_Instructions to follow:_ Quote the entries below word for word, starting at the line that contains "x-tick-label: Pt Serum Week 5 post-R24" and continuing through the end of the entries, including both the starting line and the last line.

_Layout element annotations:_
--
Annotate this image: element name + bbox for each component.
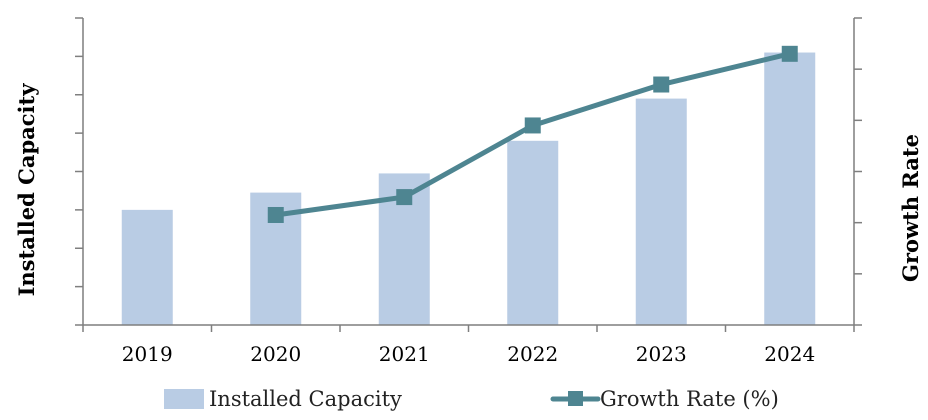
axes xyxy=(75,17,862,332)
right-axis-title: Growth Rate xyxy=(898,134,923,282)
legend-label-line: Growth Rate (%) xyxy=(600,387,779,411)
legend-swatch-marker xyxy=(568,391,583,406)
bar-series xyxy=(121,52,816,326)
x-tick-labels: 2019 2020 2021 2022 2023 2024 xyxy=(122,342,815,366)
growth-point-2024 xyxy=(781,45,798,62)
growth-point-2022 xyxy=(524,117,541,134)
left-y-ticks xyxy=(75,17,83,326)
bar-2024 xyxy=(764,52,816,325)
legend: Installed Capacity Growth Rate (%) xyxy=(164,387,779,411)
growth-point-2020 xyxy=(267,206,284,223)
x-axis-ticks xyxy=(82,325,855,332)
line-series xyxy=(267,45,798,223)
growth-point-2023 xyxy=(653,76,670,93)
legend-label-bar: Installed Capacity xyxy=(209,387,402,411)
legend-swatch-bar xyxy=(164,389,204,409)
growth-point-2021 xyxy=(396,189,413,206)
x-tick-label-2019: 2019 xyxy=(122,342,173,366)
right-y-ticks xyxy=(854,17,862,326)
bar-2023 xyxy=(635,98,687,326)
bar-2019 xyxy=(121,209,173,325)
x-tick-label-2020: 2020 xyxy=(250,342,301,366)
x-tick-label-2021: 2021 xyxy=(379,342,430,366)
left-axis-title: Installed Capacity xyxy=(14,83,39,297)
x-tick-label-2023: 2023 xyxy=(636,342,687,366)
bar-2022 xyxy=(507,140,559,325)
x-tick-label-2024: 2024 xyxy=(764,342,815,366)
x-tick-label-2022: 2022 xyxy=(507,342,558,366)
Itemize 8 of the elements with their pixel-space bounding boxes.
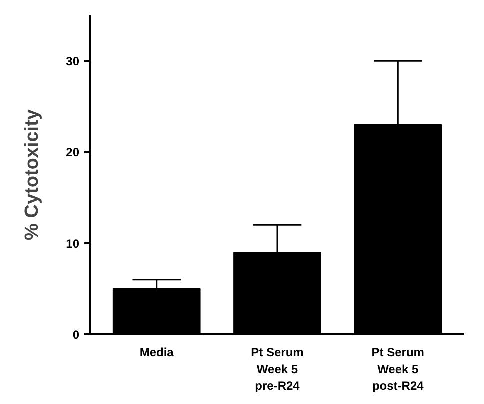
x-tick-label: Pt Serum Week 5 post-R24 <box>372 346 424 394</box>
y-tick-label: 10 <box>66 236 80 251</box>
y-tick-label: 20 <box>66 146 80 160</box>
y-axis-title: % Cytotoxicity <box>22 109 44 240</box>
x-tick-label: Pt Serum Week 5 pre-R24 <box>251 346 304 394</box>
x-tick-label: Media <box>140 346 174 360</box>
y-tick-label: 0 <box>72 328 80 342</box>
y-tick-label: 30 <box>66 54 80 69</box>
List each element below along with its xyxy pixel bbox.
--
_Solution to this task:_
x-tick-label: Pt Serum Week 5 post-R24 <box>372 346 424 394</box>
y-tick-label: 10 <box>66 236 80 251</box>
y-tick-label: 20 <box>66 146 80 160</box>
y-axis-title: % Cytotoxicity <box>22 109 44 240</box>
x-tick-label: Pt Serum Week 5 pre-R24 <box>251 346 304 394</box>
x-tick-label: Media <box>140 346 174 360</box>
y-tick-label: 0 <box>72 328 80 342</box>
y-tick-label: 30 <box>66 54 80 69</box>
List each element below along with its xyxy pixel bbox.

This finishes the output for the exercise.